Only the number is wanted: count the lines in the data with "Zine" in them.
+++ Supplied material
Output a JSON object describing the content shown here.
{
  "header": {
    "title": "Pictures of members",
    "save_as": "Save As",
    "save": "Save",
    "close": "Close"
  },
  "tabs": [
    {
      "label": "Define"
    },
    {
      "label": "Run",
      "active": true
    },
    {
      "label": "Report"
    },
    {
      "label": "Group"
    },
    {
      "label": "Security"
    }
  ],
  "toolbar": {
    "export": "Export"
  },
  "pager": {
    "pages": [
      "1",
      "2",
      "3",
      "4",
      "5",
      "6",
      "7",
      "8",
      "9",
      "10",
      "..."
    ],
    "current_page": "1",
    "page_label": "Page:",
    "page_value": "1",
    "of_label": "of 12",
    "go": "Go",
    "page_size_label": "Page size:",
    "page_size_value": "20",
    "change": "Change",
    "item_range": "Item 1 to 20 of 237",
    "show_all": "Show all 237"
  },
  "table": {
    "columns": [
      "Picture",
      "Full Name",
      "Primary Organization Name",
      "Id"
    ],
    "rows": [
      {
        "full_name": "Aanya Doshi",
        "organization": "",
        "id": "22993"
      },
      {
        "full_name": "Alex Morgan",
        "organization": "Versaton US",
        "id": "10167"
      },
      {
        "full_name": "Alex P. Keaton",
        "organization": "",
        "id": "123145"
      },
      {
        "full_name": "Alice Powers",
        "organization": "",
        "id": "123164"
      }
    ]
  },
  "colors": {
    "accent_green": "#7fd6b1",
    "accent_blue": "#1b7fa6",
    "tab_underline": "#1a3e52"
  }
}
++++++
+++ Supplied material
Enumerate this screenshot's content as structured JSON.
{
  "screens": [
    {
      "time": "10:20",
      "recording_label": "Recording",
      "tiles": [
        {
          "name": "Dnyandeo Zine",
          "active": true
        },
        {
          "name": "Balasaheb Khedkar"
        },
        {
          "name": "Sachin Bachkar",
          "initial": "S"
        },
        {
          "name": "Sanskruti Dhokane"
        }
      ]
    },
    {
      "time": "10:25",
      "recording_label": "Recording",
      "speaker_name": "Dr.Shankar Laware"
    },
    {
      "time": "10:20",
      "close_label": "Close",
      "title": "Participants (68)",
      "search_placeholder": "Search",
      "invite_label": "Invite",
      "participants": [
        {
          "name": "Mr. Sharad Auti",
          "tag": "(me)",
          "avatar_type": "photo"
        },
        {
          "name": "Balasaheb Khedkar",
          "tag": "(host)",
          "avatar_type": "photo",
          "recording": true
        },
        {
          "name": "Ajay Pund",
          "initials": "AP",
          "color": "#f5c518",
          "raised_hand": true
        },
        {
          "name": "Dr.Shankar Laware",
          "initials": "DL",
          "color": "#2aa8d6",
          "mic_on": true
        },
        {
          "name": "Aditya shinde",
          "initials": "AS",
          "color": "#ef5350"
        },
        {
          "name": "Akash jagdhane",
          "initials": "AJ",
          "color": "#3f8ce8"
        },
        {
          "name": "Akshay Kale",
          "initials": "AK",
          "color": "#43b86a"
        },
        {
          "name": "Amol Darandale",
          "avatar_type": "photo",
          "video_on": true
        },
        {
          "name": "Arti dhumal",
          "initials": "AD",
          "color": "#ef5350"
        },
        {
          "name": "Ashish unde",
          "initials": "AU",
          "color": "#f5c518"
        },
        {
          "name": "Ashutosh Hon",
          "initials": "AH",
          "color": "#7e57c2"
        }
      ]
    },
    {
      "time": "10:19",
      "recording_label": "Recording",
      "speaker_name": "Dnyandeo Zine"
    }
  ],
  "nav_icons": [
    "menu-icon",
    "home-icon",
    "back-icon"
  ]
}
++++++
+++ Supplied material
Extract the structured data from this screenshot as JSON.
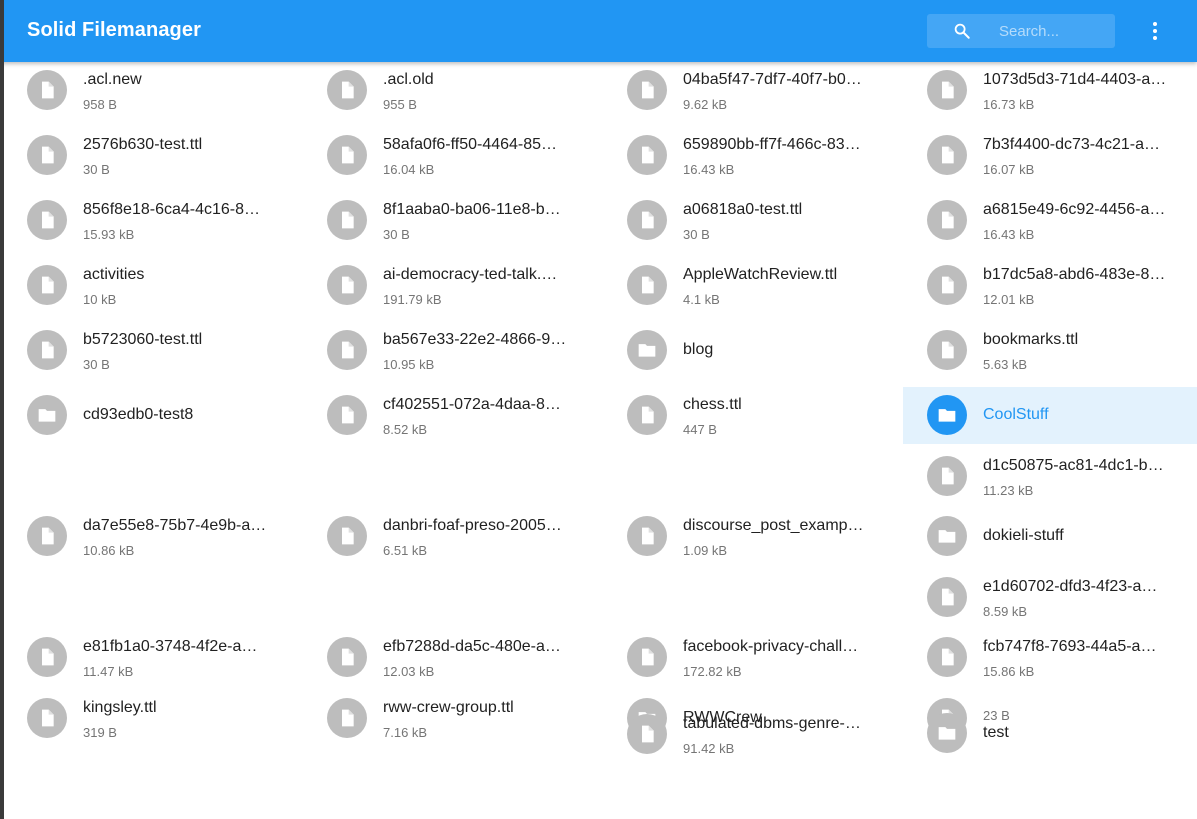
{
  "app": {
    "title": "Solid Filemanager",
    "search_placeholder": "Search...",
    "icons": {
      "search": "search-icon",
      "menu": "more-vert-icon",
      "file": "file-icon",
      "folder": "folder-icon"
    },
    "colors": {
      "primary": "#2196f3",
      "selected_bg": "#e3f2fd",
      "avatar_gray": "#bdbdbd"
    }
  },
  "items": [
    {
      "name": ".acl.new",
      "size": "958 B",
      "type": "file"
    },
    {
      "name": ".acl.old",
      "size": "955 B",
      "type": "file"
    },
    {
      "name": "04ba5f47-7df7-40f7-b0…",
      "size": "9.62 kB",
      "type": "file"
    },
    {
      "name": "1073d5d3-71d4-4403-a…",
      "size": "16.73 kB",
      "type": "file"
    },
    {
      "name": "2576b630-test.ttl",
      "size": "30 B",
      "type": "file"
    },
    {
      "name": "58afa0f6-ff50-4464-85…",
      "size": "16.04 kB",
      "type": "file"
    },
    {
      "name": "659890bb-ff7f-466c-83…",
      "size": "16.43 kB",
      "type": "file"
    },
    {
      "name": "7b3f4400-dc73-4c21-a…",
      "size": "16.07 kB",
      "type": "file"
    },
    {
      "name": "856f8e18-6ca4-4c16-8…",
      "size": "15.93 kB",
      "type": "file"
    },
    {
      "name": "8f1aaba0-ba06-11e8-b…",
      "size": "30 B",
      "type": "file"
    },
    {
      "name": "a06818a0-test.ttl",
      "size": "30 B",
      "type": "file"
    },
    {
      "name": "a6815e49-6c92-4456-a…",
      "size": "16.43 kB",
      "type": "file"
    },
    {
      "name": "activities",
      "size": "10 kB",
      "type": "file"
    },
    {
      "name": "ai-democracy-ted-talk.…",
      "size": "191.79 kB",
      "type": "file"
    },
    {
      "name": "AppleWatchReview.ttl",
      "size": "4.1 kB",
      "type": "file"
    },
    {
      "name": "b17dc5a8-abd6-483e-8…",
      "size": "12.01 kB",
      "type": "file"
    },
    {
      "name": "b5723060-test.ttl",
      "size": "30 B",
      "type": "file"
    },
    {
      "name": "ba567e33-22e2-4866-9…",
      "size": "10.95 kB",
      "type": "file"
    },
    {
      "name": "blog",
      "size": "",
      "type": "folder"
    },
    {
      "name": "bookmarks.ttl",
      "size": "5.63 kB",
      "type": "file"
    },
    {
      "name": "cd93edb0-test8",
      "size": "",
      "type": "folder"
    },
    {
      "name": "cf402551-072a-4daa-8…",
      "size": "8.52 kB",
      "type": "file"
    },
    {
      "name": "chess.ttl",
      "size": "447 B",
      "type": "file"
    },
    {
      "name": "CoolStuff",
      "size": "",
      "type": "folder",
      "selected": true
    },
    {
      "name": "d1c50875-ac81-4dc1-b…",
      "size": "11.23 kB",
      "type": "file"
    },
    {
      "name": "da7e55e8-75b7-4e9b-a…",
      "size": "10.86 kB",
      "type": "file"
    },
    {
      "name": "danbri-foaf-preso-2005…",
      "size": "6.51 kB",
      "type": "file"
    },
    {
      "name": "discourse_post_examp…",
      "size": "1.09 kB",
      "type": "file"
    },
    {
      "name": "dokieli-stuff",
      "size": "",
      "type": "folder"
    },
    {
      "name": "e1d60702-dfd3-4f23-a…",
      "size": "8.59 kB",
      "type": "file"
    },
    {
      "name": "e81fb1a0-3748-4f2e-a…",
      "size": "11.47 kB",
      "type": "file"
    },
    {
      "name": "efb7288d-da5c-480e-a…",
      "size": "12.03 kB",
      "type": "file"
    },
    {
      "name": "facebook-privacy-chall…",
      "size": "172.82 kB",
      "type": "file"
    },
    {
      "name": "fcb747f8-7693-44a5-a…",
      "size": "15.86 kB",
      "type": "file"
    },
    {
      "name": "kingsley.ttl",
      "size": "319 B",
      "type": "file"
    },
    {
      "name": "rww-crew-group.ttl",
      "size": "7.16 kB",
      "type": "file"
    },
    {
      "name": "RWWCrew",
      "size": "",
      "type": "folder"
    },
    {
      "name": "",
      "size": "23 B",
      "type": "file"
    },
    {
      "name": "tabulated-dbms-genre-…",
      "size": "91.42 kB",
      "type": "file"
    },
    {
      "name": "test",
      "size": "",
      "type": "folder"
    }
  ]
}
++++++
• _Result_
2